<<<<
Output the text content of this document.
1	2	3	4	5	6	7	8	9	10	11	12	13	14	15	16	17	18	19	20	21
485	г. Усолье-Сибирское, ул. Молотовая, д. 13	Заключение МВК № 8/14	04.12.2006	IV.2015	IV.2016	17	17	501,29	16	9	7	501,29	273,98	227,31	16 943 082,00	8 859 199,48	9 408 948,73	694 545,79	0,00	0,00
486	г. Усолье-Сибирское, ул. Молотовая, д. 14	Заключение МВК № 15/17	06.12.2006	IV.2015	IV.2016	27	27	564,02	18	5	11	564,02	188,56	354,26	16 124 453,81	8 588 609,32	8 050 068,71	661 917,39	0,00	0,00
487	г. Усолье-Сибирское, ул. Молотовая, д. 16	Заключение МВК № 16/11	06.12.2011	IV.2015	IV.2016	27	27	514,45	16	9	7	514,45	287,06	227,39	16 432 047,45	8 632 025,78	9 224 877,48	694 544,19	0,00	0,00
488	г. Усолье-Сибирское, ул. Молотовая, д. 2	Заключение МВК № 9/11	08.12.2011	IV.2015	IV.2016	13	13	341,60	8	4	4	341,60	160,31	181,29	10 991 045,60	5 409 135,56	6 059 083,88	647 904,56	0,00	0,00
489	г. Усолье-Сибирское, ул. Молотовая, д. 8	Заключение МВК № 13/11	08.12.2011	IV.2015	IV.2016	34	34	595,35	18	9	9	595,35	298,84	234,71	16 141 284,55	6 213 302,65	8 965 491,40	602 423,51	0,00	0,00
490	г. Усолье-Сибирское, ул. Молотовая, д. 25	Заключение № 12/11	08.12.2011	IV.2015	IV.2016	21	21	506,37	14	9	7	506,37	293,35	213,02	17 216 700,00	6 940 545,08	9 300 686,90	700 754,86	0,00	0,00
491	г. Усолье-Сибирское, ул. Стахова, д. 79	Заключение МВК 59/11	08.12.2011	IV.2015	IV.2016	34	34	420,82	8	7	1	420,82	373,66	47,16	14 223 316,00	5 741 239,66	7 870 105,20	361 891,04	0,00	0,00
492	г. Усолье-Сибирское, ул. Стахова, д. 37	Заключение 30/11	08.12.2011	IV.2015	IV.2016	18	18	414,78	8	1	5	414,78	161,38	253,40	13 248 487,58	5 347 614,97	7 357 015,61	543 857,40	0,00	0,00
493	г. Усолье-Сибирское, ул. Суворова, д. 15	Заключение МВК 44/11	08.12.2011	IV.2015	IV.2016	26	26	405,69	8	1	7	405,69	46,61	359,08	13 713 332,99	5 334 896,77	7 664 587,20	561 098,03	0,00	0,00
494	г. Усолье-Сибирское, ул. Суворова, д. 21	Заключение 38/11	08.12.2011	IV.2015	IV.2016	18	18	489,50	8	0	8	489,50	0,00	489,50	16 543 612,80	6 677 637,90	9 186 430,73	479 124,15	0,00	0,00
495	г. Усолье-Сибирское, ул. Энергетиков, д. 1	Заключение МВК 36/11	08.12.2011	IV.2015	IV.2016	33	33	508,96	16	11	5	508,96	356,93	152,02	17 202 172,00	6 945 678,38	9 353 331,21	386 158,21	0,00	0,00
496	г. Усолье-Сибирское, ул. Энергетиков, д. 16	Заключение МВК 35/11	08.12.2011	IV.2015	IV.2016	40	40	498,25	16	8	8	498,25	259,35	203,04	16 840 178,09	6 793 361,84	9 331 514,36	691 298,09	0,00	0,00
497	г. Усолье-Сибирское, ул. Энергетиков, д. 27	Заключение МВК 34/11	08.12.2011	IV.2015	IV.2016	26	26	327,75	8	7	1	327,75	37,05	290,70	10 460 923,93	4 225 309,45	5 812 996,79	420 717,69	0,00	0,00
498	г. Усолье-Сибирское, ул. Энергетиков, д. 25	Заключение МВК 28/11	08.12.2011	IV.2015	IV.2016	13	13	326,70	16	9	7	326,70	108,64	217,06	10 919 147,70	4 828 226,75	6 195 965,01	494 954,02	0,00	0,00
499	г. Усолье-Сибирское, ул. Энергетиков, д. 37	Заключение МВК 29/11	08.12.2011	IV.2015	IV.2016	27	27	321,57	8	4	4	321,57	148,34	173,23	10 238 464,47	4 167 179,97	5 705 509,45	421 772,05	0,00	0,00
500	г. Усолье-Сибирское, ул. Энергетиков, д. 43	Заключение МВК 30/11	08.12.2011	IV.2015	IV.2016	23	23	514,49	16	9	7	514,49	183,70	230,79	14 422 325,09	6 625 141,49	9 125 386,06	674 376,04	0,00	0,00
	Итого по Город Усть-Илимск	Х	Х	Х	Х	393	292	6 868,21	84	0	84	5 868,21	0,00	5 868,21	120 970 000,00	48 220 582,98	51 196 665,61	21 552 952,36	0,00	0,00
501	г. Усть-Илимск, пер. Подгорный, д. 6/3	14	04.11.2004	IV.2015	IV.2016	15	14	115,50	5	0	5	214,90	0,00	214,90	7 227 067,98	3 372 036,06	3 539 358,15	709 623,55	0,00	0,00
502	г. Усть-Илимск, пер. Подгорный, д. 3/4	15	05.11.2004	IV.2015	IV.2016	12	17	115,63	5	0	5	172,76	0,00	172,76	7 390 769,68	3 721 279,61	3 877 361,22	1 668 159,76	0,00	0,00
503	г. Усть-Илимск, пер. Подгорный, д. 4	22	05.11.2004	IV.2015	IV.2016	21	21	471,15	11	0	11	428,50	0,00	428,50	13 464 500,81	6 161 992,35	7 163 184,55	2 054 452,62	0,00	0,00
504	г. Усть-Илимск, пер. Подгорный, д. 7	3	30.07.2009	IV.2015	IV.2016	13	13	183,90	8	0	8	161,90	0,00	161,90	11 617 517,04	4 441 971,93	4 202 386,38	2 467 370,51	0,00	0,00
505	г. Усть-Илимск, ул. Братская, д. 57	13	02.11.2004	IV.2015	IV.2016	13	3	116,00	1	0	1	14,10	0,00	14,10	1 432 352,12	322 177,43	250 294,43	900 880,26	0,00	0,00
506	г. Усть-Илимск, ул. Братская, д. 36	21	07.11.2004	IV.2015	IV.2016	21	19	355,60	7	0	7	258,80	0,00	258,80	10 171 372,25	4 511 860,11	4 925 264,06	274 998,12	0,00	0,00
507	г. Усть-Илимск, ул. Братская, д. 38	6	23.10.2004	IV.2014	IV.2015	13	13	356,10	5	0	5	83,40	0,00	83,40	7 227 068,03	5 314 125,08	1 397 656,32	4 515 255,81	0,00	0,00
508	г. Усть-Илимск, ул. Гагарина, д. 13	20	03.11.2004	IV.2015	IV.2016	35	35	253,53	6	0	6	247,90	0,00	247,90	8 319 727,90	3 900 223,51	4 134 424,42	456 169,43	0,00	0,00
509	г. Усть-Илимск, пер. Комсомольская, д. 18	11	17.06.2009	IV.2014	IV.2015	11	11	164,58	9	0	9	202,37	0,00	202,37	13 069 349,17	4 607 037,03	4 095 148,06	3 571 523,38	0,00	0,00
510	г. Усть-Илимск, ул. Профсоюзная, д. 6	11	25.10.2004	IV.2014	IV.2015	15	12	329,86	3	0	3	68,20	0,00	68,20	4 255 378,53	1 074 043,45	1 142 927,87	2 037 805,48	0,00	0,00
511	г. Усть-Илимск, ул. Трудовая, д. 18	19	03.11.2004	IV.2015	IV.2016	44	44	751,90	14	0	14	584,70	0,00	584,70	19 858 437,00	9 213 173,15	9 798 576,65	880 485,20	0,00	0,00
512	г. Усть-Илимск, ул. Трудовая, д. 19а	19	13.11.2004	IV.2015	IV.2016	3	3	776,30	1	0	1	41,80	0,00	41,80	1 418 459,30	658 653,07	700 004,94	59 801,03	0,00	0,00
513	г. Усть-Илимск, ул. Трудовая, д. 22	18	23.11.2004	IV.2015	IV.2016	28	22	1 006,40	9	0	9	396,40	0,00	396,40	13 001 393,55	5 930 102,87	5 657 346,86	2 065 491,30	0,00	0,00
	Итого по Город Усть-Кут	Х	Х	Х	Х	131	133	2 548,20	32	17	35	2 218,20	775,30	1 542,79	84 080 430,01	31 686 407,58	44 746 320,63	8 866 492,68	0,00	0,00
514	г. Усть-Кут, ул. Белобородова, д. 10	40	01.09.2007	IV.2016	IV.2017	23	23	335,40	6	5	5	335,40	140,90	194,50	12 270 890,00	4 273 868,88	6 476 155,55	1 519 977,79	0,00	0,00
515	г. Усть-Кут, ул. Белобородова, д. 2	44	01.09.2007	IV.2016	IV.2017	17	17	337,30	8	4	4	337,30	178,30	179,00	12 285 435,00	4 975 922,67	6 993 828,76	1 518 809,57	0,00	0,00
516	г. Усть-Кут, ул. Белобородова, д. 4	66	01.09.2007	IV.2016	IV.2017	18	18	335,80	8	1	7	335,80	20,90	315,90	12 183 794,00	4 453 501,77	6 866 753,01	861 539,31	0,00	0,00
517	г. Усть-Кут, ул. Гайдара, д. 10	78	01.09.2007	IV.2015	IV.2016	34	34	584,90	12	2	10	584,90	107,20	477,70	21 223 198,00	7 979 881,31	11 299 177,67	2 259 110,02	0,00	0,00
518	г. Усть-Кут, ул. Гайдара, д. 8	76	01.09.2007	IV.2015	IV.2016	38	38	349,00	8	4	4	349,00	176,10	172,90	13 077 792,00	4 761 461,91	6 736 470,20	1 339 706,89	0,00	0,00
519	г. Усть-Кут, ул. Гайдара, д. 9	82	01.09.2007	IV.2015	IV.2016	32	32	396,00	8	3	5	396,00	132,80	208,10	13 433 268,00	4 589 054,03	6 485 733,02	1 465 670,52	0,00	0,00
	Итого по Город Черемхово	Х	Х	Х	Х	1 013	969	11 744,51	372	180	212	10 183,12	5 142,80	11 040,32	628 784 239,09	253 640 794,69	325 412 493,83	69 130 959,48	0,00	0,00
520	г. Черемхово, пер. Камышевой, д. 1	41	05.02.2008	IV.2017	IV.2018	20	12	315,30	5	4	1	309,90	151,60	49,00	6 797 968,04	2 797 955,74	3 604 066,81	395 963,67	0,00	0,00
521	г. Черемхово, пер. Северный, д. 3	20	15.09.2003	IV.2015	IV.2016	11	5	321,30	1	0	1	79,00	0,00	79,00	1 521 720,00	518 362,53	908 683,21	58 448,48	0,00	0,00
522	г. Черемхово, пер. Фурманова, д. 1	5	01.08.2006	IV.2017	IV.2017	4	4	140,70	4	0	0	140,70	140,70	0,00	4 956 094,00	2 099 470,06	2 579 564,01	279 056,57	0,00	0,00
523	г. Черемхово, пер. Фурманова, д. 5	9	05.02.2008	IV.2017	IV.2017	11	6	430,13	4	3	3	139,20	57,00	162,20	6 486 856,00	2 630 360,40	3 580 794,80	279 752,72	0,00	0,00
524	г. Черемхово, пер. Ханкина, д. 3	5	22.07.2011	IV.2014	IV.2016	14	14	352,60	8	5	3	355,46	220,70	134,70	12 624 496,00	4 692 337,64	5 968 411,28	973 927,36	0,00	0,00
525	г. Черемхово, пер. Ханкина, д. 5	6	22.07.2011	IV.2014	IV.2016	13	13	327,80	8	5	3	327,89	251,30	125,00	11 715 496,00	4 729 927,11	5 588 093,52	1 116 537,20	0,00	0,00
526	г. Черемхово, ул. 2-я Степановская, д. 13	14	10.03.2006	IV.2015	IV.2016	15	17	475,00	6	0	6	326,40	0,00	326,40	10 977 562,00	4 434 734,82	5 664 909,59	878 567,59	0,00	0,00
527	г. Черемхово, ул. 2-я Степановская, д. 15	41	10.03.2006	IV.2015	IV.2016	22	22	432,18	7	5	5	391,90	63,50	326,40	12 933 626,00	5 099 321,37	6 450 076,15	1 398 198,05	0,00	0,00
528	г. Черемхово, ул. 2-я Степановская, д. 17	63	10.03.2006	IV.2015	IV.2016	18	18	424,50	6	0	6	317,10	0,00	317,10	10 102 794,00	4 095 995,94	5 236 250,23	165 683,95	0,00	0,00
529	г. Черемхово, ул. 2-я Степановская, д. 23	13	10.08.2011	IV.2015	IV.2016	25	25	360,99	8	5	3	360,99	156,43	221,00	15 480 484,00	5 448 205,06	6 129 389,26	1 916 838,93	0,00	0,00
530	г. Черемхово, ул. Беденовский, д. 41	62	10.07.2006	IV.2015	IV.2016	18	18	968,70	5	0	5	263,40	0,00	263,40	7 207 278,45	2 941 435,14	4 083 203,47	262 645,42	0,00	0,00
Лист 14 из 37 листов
>>>>
▶ Instructions to follow
List every line above that holds the word "Город".

▶ Worked solution
	Итого по Город Усть-Илимск	Х	Х	Х	Х	393	292	6 868,21	84	0	84	5 868,21	0,00	5 868,21	120 970 000,00	48 220 582,98	51 196 665,61	21 552 952,36	0,00	0,00
	Итого по Город Усть-Кут	Х	Х	Х	Х	131	133	2 548,20	32	17	35	2 218,20	775,30	1 542,79	84 080 430,01	31 686 407,58	44 746 320,63	8 866 492,68	0,00	0,00
	Итого по Город Черемхово	Х	Х	Х	Х	1 013	969	11 744,51	372	180	212	10 183,12	5 142,80	11 040,32	628 784 239,09	253 640 794,69	325 412 493,83	69 130 959,48	0,00	0,00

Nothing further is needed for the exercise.